## Instructions to follow
Write out these lines word for word.

:::

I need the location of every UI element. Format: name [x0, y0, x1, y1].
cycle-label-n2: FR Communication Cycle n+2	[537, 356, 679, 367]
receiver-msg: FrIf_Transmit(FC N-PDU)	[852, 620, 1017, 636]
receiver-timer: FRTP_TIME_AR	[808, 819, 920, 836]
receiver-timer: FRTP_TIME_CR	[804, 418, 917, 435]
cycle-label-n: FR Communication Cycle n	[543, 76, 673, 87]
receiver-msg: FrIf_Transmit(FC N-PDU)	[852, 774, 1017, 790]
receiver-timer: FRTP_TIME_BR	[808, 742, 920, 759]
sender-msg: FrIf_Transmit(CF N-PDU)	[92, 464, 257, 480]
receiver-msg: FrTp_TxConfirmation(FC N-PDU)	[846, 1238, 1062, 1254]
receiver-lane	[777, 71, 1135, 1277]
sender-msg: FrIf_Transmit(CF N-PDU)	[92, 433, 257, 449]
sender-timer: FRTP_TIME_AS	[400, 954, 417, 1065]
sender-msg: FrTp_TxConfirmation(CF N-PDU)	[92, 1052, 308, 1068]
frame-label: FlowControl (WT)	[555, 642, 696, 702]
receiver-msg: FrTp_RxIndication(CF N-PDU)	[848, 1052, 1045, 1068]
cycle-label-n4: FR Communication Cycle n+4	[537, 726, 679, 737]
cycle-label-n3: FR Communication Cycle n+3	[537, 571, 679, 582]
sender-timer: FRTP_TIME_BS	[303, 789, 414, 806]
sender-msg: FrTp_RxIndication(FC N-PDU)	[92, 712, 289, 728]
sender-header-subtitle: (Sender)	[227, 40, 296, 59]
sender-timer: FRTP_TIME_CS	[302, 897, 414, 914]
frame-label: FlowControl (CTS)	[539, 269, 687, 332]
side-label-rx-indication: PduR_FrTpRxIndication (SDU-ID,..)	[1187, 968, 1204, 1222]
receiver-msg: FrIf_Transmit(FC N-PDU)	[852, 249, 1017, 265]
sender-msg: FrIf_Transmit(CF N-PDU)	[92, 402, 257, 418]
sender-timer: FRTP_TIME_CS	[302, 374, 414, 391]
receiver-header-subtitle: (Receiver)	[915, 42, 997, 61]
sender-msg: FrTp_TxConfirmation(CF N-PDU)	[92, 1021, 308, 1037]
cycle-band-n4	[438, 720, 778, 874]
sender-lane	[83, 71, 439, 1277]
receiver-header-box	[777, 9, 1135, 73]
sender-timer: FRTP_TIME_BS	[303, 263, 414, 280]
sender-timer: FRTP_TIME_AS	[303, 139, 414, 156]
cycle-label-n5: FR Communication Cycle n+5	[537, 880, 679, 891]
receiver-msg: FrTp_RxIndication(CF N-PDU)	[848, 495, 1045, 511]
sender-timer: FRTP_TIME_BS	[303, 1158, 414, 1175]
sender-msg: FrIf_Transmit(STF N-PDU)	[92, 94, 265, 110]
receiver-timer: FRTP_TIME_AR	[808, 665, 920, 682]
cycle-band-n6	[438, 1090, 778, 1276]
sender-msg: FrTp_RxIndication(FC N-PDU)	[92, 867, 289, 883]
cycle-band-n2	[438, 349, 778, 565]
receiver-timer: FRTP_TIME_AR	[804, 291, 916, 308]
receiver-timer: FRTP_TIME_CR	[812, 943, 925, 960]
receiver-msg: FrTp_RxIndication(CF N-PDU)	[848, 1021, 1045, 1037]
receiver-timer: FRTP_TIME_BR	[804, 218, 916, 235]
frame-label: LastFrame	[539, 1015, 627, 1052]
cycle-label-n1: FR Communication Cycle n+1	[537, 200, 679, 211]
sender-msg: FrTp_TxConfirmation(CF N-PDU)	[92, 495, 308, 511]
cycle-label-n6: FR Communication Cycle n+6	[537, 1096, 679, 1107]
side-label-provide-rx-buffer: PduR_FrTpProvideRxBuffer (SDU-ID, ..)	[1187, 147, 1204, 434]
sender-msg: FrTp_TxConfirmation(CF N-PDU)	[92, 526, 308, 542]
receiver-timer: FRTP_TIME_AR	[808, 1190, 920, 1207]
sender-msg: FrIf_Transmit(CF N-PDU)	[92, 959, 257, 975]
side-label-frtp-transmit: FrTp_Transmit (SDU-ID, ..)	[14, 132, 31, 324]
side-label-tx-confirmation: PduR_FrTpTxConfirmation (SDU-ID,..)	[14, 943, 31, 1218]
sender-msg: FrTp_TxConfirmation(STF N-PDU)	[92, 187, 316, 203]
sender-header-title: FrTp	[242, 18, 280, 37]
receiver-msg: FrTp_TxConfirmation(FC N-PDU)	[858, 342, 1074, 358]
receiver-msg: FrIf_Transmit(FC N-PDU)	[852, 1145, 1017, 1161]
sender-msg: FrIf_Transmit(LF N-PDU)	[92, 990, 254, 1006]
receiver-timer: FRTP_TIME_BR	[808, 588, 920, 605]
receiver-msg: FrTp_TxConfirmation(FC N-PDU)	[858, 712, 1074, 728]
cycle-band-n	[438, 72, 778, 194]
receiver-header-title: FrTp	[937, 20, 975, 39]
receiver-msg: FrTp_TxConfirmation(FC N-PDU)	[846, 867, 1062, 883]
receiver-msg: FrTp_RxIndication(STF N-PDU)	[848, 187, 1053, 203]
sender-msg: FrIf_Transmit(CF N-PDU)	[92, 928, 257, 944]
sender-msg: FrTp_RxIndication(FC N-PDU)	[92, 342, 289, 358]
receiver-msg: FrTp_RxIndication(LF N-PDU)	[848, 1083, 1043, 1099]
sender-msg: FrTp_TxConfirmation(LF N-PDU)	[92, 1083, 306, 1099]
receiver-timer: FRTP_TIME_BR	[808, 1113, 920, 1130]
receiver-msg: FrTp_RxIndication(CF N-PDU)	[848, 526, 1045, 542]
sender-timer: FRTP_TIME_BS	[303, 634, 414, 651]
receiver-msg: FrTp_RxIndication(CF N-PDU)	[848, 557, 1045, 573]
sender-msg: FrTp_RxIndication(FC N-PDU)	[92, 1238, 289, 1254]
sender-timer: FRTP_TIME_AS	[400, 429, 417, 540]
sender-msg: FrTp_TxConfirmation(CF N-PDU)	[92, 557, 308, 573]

:::

## Written answer
I need the location of every UI element. Format: name [x0, y0, x1, y1].
cycle-label-n2: FR Communication Cycle n+2	[537, 356, 679, 367]
receiver-msg: FrIf_Transmit(FC N-PDU)	[852, 620, 1017, 636]
receiver-timer: FRTP_TIME_AR	[808, 819, 920, 836]
receiver-timer: FRTP_TIME_CR	[804, 418, 917, 435]
cycle-label-n: FR Communication Cycle n	[543, 76, 673, 87]
receiver-msg: FrIf_Transmit(FC N-PDU)	[852, 774, 1017, 790]
receiver-timer: FRTP_TIME_BR	[808, 742, 920, 759]
sender-msg: FrIf_Transmit(CF N-PDU)	[92, 464, 257, 480]
receiver-msg: FrTp_TxConfirmation(FC N-PDU)	[846, 1238, 1062, 1254]
receiver-lane	[777, 71, 1135, 1277]
sender-msg: FrIf_Transmit(CF N-PDU)	[92, 433, 257, 449]
sender-timer: FRTP_TIME_AS	[400, 954, 417, 1065]
sender-msg: FrTp_TxConfirmation(CF N-PDU)	[92, 1052, 308, 1068]
frame-label: FlowControl (WT)	[555, 642, 696, 702]
receiver-msg: FrTp_RxIndication(CF N-PDU)	[848, 1052, 1045, 1068]
cycle-label-n4: FR Communication Cycle n+4	[537, 726, 679, 737]
cycle-label-n3: FR Communication Cycle n+3	[537, 571, 679, 582]
sender-timer: FRTP_TIME_BS	[303, 789, 414, 806]
sender-msg: FrTp_RxIndication(FC N-PDU)	[92, 712, 289, 728]
sender-header-subtitle: (Sender)	[227, 40, 296, 59]
sender-timer: FRTP_TIME_CS	[302, 897, 414, 914]
frame-label: FlowControl (CTS)	[539, 269, 687, 332]
side-label-rx-indication: PduR_FrTpRxIndication (SDU-ID,..)	[1187, 968, 1204, 1222]
receiver-msg: FrIf_Transmit(FC N-PDU)	[852, 249, 1017, 265]
sender-msg: FrIf_Transmit(CF N-PDU)	[92, 402, 257, 418]
sender-timer: FRTP_TIME_CS	[302, 374, 414, 391]
receiver-header-subtitle: (Receiver)	[915, 42, 997, 61]
sender-msg: FrTp_TxConfirmation(CF N-PDU)	[92, 1021, 308, 1037]
cycle-band-n4	[438, 720, 778, 874]
sender-lane	[83, 71, 439, 1277]
receiver-header-box	[777, 9, 1135, 73]
sender-timer: FRTP_TIME_BS	[303, 263, 414, 280]
sender-timer: FRTP_TIME_AS	[303, 139, 414, 156]
cycle-label-n5: FR Communication Cycle n+5	[537, 880, 679, 891]
receiver-msg: FrTp_RxIndication(CF N-PDU)	[848, 495, 1045, 511]
sender-timer: FRTP_TIME_BS	[303, 1158, 414, 1175]
sender-msg: FrIf_Transmit(STF N-PDU)	[92, 94, 265, 110]
receiver-timer: FRTP_TIME_AR	[808, 665, 920, 682]
cycle-band-n6	[438, 1090, 778, 1276]
sender-msg: FrTp_RxIndication(FC N-PDU)	[92, 867, 289, 883]
cycle-band-n2	[438, 349, 778, 565]
receiver-timer: FRTP_TIME_AR	[804, 291, 916, 308]
receiver-timer: FRTP_TIME_CR	[812, 943, 925, 960]
receiver-msg: FrTp_RxIndication(CF N-PDU)	[848, 1021, 1045, 1037]
receiver-timer: FRTP_TIME_BR	[804, 218, 916, 235]
frame-label: LastFrame	[539, 1015, 627, 1052]
cycle-label-n1: FR Communication Cycle n+1	[537, 200, 679, 211]
sender-msg: FrTp_TxConfirmation(CF N-PDU)	[92, 495, 308, 511]
cycle-label-n6: FR Communication Cycle n+6	[537, 1096, 679, 1107]
side-label-provide-rx-buffer: PduR_FrTpProvideRxBuffer (SDU-ID, ..)	[1187, 147, 1204, 434]
sender-msg: FrTp_TxConfirmation(CF N-PDU)	[92, 526, 308, 542]
receiver-timer: FRTP_TIME_AR	[808, 1190, 920, 1207]
sender-msg: FrIf_Transmit(CF N-PDU)	[92, 959, 257, 975]
side-label-frtp-transmit: FrTp_Transmit (SDU-ID, ..)	[14, 132, 31, 324]
side-label-tx-confirmation: PduR_FrTpTxConfirmation (SDU-ID,..)	[14, 943, 31, 1218]
sender-msg: FrTp_TxConfirmation(STF N-PDU)	[92, 187, 316, 203]
sender-header-title: FrTp	[242, 18, 280, 37]
receiver-msg: FrTp_TxConfirmation(FC N-PDU)	[858, 342, 1074, 358]
receiver-msg: FrIf_Transmit(FC N-PDU)	[852, 1145, 1017, 1161]
sender-msg: FrIf_Transmit(LF N-PDU)	[92, 990, 254, 1006]
receiver-timer: FRTP_TIME_BR	[808, 588, 920, 605]
receiver-msg: FrTp_TxConfirmation(FC N-PDU)	[858, 712, 1074, 728]
cycle-band-n	[438, 72, 778, 194]
receiver-header-title: FrTp	[937, 20, 975, 39]
receiver-msg: FrTp_TxConfirmation(FC N-PDU)	[846, 867, 1062, 883]
receiver-msg: FrTp_RxIndication(STF N-PDU)	[848, 187, 1053, 203]
sender-msg: FrIf_Transmit(CF N-PDU)	[92, 928, 257, 944]
sender-msg: FrTp_RxIndication(FC N-PDU)	[92, 342, 289, 358]
receiver-msg: FrTp_RxIndication(LF N-PDU)	[848, 1083, 1043, 1099]
sender-msg: FrTp_TxConfirmation(LF N-PDU)	[92, 1083, 306, 1099]
receiver-timer: FRTP_TIME_BR	[808, 1113, 920, 1130]
receiver-msg: FrTp_RxIndication(CF N-PDU)	[848, 526, 1045, 542]
sender-timer: FRTP_TIME_BS	[303, 634, 414, 651]
receiver-msg: FrTp_RxIndication(CF N-PDU)	[848, 557, 1045, 573]
sender-msg: FrTp_RxIndication(FC N-PDU)	[92, 1238, 289, 1254]
sender-timer: FRTP_TIME_AS	[400, 429, 417, 540]
sender-msg: FrTp_TxConfirmation(CF N-PDU)	[92, 557, 308, 573]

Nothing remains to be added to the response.